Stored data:

....

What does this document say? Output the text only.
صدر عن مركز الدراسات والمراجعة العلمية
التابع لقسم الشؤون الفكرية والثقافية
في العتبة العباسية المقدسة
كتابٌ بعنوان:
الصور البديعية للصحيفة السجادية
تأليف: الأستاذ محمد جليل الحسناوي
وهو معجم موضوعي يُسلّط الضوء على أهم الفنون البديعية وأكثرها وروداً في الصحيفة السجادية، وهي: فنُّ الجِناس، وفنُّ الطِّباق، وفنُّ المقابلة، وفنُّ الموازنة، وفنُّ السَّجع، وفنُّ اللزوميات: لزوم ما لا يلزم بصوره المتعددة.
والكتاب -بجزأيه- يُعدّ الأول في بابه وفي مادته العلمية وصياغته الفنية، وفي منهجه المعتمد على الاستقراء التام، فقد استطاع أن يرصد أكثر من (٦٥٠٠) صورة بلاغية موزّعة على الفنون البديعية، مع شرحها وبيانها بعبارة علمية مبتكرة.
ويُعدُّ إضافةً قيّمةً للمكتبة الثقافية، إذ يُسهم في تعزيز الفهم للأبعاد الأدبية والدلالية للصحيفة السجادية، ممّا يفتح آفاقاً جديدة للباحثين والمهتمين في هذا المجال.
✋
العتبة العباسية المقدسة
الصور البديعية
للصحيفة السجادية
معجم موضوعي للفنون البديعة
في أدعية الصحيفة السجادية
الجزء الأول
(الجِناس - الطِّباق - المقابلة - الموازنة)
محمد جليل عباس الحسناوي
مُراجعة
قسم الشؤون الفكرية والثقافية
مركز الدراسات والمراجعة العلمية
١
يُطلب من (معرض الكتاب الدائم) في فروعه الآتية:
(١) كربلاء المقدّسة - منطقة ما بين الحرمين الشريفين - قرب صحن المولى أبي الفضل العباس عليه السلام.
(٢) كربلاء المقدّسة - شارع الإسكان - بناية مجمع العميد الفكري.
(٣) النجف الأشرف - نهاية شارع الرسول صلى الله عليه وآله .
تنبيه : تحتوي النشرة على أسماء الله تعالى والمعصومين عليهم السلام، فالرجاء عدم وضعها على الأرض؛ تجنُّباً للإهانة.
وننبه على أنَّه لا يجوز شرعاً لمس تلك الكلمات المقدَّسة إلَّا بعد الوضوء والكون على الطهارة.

....

Search the data for "والثقافية" and list every line in which it occurs.

التابع لقسم الشؤون الفكرية والثقافية
قسم الشؤون الفكرية والثقافية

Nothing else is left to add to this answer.